--- BEGIN ---
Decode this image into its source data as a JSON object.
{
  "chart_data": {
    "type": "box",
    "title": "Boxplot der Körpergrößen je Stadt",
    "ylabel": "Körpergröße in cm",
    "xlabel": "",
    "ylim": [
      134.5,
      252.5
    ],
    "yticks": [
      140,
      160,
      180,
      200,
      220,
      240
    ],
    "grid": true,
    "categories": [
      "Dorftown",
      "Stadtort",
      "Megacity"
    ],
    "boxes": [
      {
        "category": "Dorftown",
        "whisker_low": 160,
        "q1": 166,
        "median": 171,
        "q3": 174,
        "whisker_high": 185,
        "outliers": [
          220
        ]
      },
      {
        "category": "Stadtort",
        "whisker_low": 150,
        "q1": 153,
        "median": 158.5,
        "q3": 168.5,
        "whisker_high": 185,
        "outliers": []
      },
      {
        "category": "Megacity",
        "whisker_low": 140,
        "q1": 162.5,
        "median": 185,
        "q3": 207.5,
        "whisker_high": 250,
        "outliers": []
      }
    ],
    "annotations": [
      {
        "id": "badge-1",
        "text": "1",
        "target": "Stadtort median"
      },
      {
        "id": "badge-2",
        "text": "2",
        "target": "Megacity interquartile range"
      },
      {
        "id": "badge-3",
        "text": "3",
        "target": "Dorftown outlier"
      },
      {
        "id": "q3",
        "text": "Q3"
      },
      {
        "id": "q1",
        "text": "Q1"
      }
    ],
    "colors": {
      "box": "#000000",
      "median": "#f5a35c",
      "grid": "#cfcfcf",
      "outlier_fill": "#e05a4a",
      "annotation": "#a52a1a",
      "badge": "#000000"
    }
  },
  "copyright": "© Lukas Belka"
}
--- END ---
#### Exercise:
Restate all of the entries exactly, please.

#### Output for this task:
Decode this image into its source data as a JSON object.
{
  "chart_data": {
    "type": "box",
    "title": "Boxplot der Körpergrößen je Stadt",
    "ylabel": "Körpergröße in cm",
    "xlabel": "",
    "ylim": [
      134.5,
      252.5
    ],
    "yticks": [
      140,
      160,
      180,
      200,
      220,
      240
    ],
    "grid": true,
    "categories": [
      "Dorftown",
      "Stadtort",
      "Megacity"
    ],
    "boxes": [
      {
        "category": "Dorftown",
        "whisker_low": 160,
        "q1": 166,
        "median": 171,
        "q3": 174,
        "whisker_high": 185,
        "outliers": [
          220
        ]
      },
      {
        "category": "Stadtort",
        "whisker_low": 150,
        "q1": 153,
        "median": 158.5,
        "q3": 168.5,
        "whisker_high": 185,
        "outliers": []
      },
      {
        "category": "Megacity",
        "whisker_low": 140,
        "q1": 162.5,
        "median": 185,
        "q3": 207.5,
        "whisker_high": 250,
        "outliers": []
      }
    ],
    "annotations": [
      {
        "id": "badge-1",
        "text": "1",
        "target": "Stadtort median"
      },
      {
        "id": "badge-2",
        "text": "2",
        "target": "Megacity interquartile range"
      },
      {
        "id": "badge-3",
        "text": "3",
        "target": "Dorftown outlier"
      },
      {
        "id": "q3",
        "text": "Q3"
      },
      {
        "id": "q1",
        "text": "Q1"
      }
    ],
    "colors": {
      "box": "#000000",
      "median": "#f5a35c",
      "grid": "#cfcfcf",
      "outlier_fill": "#e05a4a",
      "annotation": "#a52a1a",
      "badge": "#000000"
    }
  },
  "copyright": "© Lukas Belka"
}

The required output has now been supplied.